**Goal of the exercise:** From the listing below, extract each line containing the string "Hemispheric".

**Available data:**
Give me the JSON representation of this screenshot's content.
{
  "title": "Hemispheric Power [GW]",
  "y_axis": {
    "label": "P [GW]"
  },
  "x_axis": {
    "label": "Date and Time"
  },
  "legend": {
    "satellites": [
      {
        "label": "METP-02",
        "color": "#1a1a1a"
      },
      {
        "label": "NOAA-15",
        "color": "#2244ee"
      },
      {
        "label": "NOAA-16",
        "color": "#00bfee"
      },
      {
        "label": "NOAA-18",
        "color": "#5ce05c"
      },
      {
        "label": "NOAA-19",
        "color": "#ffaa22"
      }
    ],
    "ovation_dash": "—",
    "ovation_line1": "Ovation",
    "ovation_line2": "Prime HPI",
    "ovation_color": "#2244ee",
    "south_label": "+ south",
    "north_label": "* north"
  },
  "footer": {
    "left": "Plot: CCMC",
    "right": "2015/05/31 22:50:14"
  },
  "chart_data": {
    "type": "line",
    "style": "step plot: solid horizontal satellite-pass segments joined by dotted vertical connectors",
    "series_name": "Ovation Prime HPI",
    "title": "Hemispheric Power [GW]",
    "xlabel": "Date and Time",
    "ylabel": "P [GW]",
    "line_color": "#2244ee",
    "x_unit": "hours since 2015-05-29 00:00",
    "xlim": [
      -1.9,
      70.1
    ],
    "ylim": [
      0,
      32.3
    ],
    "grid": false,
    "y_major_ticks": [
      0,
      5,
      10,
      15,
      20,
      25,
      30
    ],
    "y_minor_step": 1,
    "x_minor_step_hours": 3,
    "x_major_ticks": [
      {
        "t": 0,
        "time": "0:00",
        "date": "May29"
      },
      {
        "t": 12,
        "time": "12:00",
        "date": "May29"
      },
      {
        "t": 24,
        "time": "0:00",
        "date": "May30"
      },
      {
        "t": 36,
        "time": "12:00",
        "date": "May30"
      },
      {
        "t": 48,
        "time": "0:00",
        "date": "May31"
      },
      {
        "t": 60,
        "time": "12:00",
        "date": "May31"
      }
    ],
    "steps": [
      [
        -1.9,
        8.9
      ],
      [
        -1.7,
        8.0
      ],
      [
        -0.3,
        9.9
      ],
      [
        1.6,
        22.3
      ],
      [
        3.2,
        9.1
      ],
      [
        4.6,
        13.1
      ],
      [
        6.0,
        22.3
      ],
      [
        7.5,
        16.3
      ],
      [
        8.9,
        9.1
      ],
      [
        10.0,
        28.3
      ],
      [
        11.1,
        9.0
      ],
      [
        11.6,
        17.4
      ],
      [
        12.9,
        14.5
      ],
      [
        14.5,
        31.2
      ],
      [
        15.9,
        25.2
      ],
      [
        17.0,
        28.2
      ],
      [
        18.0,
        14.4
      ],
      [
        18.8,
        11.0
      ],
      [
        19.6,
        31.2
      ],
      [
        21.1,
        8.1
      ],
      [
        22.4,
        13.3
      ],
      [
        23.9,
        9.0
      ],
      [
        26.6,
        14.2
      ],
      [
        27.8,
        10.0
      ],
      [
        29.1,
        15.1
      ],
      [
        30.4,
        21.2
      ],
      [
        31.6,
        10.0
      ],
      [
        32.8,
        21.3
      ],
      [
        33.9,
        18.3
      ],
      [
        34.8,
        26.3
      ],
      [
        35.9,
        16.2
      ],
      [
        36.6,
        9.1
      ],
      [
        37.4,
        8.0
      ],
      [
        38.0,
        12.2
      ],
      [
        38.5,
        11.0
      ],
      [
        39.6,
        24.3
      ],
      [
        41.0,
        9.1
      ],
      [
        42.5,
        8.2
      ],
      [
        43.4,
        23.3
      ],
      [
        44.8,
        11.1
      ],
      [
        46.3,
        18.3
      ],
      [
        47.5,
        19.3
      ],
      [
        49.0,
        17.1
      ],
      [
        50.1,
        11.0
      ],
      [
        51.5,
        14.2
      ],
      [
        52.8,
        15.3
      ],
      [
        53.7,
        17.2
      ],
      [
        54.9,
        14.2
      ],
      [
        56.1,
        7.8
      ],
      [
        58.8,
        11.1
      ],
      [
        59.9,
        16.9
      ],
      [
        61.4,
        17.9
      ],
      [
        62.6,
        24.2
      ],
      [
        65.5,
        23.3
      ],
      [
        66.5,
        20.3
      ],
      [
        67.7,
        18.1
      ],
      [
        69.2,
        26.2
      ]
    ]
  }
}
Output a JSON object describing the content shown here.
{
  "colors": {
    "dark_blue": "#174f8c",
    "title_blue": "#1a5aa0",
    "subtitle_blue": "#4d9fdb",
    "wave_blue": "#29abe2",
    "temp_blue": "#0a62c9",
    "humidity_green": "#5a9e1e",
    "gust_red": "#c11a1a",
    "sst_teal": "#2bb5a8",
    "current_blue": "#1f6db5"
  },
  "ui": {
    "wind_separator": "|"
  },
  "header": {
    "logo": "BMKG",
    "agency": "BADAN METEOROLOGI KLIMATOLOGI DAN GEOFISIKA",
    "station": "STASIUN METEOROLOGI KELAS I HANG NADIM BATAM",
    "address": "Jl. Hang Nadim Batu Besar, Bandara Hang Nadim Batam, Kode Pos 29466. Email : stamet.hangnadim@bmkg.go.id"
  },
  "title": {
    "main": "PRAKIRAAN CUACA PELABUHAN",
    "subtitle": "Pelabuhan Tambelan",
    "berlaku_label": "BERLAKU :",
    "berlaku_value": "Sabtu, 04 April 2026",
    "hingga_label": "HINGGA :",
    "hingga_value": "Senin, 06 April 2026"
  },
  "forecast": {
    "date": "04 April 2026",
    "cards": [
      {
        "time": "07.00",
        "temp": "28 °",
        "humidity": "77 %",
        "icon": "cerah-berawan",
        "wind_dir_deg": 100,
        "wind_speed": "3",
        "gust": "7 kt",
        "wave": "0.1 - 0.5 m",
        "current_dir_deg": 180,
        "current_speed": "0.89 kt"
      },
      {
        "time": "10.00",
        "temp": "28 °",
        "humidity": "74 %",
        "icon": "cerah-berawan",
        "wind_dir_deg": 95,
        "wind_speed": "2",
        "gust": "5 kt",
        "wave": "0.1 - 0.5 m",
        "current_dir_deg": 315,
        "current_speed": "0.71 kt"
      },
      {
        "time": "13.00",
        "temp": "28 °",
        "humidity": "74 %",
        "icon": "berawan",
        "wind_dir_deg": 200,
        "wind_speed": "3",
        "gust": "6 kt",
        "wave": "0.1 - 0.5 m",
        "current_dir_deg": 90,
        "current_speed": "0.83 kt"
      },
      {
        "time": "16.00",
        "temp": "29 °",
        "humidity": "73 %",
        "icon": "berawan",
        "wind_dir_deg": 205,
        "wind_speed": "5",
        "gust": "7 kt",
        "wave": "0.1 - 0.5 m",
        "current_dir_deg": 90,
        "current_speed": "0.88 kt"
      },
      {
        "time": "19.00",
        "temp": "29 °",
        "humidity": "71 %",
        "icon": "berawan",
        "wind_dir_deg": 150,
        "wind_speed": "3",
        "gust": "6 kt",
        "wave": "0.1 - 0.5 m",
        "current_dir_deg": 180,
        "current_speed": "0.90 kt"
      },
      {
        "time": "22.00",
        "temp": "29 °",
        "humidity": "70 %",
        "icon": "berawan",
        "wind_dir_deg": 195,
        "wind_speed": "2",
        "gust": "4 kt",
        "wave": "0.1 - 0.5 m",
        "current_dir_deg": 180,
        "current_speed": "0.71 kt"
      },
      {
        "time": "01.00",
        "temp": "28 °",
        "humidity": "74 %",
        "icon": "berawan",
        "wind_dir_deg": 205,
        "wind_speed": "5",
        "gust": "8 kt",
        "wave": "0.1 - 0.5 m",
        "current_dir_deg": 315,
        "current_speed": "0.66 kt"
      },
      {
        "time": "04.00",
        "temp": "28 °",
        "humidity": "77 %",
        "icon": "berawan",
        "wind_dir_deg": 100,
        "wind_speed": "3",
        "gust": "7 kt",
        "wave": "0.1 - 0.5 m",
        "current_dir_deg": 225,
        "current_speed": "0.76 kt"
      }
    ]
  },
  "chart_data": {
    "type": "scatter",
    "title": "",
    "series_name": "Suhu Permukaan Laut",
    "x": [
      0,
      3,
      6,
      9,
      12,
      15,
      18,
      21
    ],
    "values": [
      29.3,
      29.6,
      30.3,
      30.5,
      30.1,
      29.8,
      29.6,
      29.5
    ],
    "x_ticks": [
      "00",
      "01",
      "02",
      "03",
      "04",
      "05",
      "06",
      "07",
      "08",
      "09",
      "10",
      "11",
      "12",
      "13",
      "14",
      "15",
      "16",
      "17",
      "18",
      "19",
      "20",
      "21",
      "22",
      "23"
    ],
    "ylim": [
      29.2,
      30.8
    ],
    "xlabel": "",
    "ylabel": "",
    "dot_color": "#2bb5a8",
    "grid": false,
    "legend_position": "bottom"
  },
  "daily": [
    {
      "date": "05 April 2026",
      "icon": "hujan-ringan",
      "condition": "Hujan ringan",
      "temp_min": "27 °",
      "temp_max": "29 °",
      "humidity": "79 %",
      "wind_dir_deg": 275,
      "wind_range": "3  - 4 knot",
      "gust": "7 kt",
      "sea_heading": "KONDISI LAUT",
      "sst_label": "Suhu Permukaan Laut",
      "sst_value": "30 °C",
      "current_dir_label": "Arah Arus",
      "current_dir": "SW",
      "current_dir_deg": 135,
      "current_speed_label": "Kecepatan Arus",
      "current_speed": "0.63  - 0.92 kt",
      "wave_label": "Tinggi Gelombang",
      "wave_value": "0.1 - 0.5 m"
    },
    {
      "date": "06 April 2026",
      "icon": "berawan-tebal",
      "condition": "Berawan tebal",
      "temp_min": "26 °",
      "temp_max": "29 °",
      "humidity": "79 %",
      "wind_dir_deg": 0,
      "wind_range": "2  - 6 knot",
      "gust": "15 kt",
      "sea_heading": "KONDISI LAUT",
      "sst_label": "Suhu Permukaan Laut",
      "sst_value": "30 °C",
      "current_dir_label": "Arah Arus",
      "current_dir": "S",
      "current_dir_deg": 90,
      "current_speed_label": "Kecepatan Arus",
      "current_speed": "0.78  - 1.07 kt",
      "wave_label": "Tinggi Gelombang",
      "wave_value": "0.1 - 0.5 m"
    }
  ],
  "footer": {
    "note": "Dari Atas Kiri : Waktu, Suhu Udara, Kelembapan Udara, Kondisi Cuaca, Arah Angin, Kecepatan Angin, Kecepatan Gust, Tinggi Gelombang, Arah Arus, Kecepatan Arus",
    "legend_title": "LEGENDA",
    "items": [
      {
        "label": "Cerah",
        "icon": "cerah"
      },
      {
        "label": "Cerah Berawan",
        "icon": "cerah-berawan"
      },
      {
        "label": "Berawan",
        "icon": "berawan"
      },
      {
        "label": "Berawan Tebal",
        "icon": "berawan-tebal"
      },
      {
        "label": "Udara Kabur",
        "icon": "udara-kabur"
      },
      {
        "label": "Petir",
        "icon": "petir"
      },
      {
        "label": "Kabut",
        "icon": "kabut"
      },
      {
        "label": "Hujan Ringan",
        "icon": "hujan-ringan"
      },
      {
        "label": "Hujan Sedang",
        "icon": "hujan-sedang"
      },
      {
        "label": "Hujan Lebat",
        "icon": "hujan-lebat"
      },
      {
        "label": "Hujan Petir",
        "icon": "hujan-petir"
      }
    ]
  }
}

**Written response:**
  "title": "Hemispheric Power [GW]",
    "title": "Hemispheric Power [GW]",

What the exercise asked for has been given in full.